*Data rows*
┄┄┄┄┄┄┄┄┄┄┄┄┄┄┄┄┄┄┄┄

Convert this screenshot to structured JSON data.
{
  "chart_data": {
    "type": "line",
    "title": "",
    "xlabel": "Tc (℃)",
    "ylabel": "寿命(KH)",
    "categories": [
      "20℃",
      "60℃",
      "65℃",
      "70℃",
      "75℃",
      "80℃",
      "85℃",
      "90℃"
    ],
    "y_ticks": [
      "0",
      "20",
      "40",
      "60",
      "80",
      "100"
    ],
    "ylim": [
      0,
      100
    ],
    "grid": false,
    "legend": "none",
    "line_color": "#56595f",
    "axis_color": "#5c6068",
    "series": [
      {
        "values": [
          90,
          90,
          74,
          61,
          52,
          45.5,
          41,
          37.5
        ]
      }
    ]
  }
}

┄┄┄┄┄┄┄┄┄┄┄┄┄┄┄┄┄┄┄┄

*Directive*
Using the data above, reproduce every line exactly.

*Task answer*
Convert this screenshot to structured JSON data.
{
  "chart_data": {
    "type": "line",
    "title": "",
    "xlabel": "Tc (℃)",
    "ylabel": "寿命(KH)",
    "categories": [
      "20℃",
      "60℃",
      "65℃",
      "70℃",
      "75℃",
      "80℃",
      "85℃",
      "90℃"
    ],
    "y_ticks": [
      "0",
      "20",
      "40",
      "60",
      "80",
      "100"
    ],
    "ylim": [
      0,
      100
    ],
    "grid": false,
    "legend": "none",
    "line_color": "#56595f",
    "axis_color": "#5c6068",
    "series": [
      {
        "values": [
          90,
          90,
          74,
          61,
          52,
          45.5,
          41,
          37.5
        ]
      }
    ]
  }
}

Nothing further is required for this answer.